* start Supplied data *

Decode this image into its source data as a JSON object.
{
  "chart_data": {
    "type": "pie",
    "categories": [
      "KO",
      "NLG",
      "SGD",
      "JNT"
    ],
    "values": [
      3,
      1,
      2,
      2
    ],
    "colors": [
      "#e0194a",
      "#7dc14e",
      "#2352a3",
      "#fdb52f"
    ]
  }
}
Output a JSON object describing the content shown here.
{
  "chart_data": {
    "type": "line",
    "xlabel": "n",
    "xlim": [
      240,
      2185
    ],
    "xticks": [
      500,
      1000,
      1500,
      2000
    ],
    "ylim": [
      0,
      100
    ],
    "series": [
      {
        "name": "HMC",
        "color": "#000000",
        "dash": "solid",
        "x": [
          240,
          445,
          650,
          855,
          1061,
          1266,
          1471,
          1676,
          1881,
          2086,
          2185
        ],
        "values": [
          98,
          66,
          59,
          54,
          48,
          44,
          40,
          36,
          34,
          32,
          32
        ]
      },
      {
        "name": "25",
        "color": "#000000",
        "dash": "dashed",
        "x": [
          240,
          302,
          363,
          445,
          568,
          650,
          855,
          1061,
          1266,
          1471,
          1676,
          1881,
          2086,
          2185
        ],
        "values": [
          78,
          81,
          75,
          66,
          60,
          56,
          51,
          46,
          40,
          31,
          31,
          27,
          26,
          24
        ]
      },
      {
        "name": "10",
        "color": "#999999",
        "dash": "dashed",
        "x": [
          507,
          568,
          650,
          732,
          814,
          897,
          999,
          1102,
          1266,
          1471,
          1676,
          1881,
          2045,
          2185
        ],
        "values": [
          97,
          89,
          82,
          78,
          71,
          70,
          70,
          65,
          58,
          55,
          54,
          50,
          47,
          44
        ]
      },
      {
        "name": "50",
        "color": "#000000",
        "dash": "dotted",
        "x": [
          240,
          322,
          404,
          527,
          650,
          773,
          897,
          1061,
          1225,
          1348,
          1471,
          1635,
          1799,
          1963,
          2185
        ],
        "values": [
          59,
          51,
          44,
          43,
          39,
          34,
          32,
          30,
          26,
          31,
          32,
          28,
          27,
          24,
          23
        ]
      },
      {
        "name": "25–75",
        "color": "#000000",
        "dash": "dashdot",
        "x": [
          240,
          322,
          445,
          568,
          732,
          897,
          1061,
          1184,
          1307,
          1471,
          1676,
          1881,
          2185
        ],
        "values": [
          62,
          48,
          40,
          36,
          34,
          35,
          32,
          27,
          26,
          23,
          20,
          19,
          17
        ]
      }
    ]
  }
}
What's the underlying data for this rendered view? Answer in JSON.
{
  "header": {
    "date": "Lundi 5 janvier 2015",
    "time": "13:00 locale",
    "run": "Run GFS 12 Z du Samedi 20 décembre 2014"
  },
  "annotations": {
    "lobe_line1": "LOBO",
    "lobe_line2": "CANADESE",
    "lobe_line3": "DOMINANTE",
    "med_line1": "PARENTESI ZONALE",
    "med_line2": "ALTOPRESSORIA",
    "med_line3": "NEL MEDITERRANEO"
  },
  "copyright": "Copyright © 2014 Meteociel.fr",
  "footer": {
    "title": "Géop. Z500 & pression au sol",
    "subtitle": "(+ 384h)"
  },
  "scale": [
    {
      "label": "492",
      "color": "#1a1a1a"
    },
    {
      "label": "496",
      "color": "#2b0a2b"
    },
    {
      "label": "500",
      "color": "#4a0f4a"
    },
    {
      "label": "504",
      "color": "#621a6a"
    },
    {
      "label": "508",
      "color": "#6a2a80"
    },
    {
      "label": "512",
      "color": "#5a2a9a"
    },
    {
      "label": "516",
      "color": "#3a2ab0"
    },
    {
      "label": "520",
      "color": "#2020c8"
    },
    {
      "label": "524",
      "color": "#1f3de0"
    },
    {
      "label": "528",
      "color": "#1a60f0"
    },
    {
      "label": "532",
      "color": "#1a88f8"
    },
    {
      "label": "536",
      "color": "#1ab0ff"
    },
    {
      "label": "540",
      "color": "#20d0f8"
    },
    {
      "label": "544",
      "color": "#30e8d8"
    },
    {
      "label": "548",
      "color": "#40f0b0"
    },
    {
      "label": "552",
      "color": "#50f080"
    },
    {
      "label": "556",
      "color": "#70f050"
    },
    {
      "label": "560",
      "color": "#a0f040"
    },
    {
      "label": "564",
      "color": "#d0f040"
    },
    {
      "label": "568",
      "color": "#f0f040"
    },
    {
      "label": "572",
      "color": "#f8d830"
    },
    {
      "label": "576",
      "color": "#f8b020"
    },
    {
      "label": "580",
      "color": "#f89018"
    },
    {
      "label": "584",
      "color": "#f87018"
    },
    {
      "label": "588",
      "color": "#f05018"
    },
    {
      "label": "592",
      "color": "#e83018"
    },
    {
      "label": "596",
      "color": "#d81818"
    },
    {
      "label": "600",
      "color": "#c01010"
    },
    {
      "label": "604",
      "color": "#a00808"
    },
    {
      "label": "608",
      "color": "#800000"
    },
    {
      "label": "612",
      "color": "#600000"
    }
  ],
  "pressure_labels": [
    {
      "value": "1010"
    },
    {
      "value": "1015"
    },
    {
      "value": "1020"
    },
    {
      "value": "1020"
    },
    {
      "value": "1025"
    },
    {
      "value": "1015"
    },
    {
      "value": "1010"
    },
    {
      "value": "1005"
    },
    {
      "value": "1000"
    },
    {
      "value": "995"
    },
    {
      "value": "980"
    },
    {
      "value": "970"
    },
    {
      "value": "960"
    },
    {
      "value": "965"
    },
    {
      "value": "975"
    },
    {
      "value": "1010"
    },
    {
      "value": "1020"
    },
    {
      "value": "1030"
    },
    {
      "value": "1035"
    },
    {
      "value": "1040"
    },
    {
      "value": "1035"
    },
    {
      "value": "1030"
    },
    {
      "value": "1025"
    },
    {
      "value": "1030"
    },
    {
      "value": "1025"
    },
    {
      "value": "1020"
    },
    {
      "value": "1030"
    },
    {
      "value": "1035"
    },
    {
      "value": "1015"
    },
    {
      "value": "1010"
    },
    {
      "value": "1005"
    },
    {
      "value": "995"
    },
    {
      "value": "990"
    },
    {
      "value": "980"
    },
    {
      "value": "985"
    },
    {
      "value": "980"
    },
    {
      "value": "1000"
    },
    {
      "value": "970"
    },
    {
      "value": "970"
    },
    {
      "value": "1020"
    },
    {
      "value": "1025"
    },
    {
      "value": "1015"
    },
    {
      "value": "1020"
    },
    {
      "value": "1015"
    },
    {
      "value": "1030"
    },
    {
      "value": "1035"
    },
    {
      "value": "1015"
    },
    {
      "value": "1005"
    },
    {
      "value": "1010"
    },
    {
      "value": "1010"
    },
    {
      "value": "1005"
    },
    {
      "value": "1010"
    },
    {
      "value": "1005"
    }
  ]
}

* end Supplied data *

§ **Problem**
Print every entry exactly as it appears.

§ **Correct result**
Decode this image into its source data as a JSON object.
{
  "chart_data": {
    "type": "pie",
    "categories": [
      "KO",
      "NLG",
      "SGD",
      "JNT"
    ],
    "values": [
      3,
      1,
      2,
      2
    ],
    "colors": [
      "#e0194a",
      "#7dc14e",
      "#2352a3",
      "#fdb52f"
    ]
  }
}
Output a JSON object describing the content shown here.
{
  "chart_data": {
    "type": "line",
    "xlabel": "n",
    "xlim": [
      240,
      2185
    ],
    "xticks": [
      500,
      1000,
      1500,
      2000
    ],
    "ylim": [
      0,
      100
    ],
    "series": [
      {
        "name": "HMC",
        "color": "#000000",
        "dash": "solid",
        "x": [
          240,
          445,
          650,
          855,
          1061,
          1266,
          1471,
          1676,
          1881,
          2086,
          2185
        ],
        "values": [
          98,
          66,
          59,
          54,
          48,
          44,
          40,
          36,
          34,
          32,
          32
        ]
      },
      {
        "name": "25",
        "color": "#000000",
        "dash": "dashed",
        "x": [
          240,
          302,
          363,
          445,
          568,
          650,
          855,
          1061,
          1266,
          1471,
          1676,
          1881,
          2086,
          2185
        ],
        "values": [
          78,
          81,
          75,
          66,
          60,
          56,
          51,
          46,
          40,
          31,
          31,
          27,
          26,
          24
        ]
      },
      {
        "name": "10",
        "color": "#999999",
        "dash": "dashed",
        "x": [
          507,
          568,
          650,
          732,
          814,
          897,
          999,
          1102,
          1266,
          1471,
          1676,
          1881,
          2045,
          2185
        ],
        "values": [
          97,
          89,
          82,
          78,
          71,
          70,
          70,
          65,
          58,
          55,
          54,
          50,
          47,
          44
        ]
      },
      {
        "name": "50",
        "color": "#000000",
        "dash": "dotted",
        "x": [
          240,
          322,
          404,
          527,
          650,
          773,
          897,
          1061,
          1225,
          1348,
          1471,
          1635,
          1799,
          1963,
          2185
        ],
        "values": [
          59,
          51,
          44,
          43,
          39,
          34,
          32,
          30,
          26,
          31,
          32,
          28,
          27,
          24,
          23
        ]
      },
      {
        "name": "25–75",
        "color": "#000000",
        "dash": "dashdot",
        "x": [
          240,
          322,
          445,
          568,
          732,
          897,
          1061,
          1184,
          1307,
          1471,
          1676,
          1881,
          2185
        ],
        "values": [
          62,
          48,
          40,
          36,
          34,
          35,
          32,
          27,
          26,
          23,
          20,
          19,
          17
        ]
      }
    ]
  }
}
What's the underlying data for this rendered view? Answer in JSON.
{
  "header": {
    "date": "Lundi 5 janvier 2015",
    "time": "13:00 locale",
    "run": "Run GFS 12 Z du Samedi 20 décembre 2014"
  },
  "annotations": {
    "lobe_line1": "LOBO",
    "lobe_line2": "CANADESE",
    "lobe_line3": "DOMINANTE",
    "med_line1": "PARENTESI ZONALE",
    "med_line2": "ALTOPRESSORIA",
    "med_line3": "NEL MEDITERRANEO"
  },
  "copyright": "Copyright © 2014 Meteociel.fr",
  "footer": {
    "title": "Géop. Z500 & pression au sol",
    "subtitle": "(+ 384h)"
  },
  "scale": [
    {
      "label": "492",
      "color": "#1a1a1a"
    },
    {
      "label": "496",
      "color": "#2b0a2b"
    },
    {
      "label": "500",
      "color": "#4a0f4a"
    },
    {
      "label": "504",
      "color": "#621a6a"
    },
    {
      "label": "508",
      "color": "#6a2a80"
    },
    {
      "label": "512",
      "color": "#5a2a9a"
    },
    {
      "label": "516",
      "color": "#3a2ab0"
    },
    {
      "label": "520",
      "color": "#2020c8"
    },
    {
      "label": "524",
      "color": "#1f3de0"
    },
    {
      "label": "528",
      "color": "#1a60f0"
    },
    {
      "label": "532",
      "color": "#1a88f8"
    },
    {
      "label": "536",
      "color": "#1ab0ff"
    },
    {
      "label": "540",
      "color": "#20d0f8"
    },
    {
      "label": "544",
      "color": "#30e8d8"
    },
    {
      "label": "548",
      "color": "#40f0b0"
    },
    {
      "label": "552",
      "color": "#50f080"
    },
    {
      "label": "556",
      "color": "#70f050"
    },
    {
      "label": "560",
      "color": "#a0f040"
    },
    {
      "label": "564",
      "color": "#d0f040"
    },
    {
      "label": "568",
      "color": "#f0f040"
    },
    {
      "label": "572",
      "color": "#f8d830"
    },
    {
      "label": "576",
      "color": "#f8b020"
    },
    {
      "label": "580",
      "color": "#f89018"
    },
    {
      "label": "584",
      "color": "#f87018"
    },
    {
      "label": "588",
      "color": "#f05018"
    },
    {
      "label": "592",
      "color": "#e83018"
    },
    {
      "label": "596",
      "color": "#d81818"
    },
    {
      "label": "600",
      "color": "#c01010"
    },
    {
      "label": "604",
      "color": "#a00808"
    },
    {
      "label": "608",
      "color": "#800000"
    },
    {
      "label": "612",
      "color": "#600000"
    }
  ],
  "pressure_labels": [
    {
      "value": "1010"
    },
    {
      "value": "1015"
    },
    {
      "value": "1020"
    },
    {
      "value": "1020"
    },
    {
      "value": "1025"
    },
    {
      "value": "1015"
    },
    {
      "value": "1010"
    },
    {
      "value": "1005"
    },
    {
      "value": "1000"
    },
    {
      "value": "995"
    },
    {
      "value": "980"
    },
    {
      "value": "970"
    },
    {
      "value": "960"
    },
    {
      "value": "965"
    },
    {
      "value": "975"
    },
    {
      "value": "1010"
    },
    {
      "value": "1020"
    },
    {
      "value": "1030"
    },
    {
      "value": "1035"
    },
    {
      "value": "1040"
    },
    {
      "value": "1035"
    },
    {
      "value": "1030"
    },
    {
      "value": "1025"
    },
    {
      "value": "1030"
    },
    {
      "value": "1025"
    },
    {
      "value": "1020"
    },
    {
      "value": "1030"
    },
    {
      "value": "1035"
    },
    {
      "value": "1015"
    },
    {
      "value": "1010"
    },
    {
      "value": "1005"
    },
    {
      "value": "995"
    },
    {
      "value": "990"
    },
    {
      "value": "980"
    },
    {
      "value": "985"
    },
    {
      "value": "980"
    },
    {
      "value": "1000"
    },
    {
      "value": "970"
    },
    {
      "value": "970"
    },
    {
      "value": "1020"
    },
    {
      "value": "1025"
    },
    {
      "value": "1015"
    },
    {
      "value": "1020"
    },
    {
      "value": "1015"
    },
    {
      "value": "1030"
    },
    {
      "value": "1035"
    },
    {
      "value": "1015"
    },
    {
      "value": "1005"
    },
    {
      "value": "1010"
    },
    {
      "value": "1010"
    },
    {
      "value": "1005"
    },
    {
      "value": "1010"
    },
    {
      "value": "1005"
    }
  ]
}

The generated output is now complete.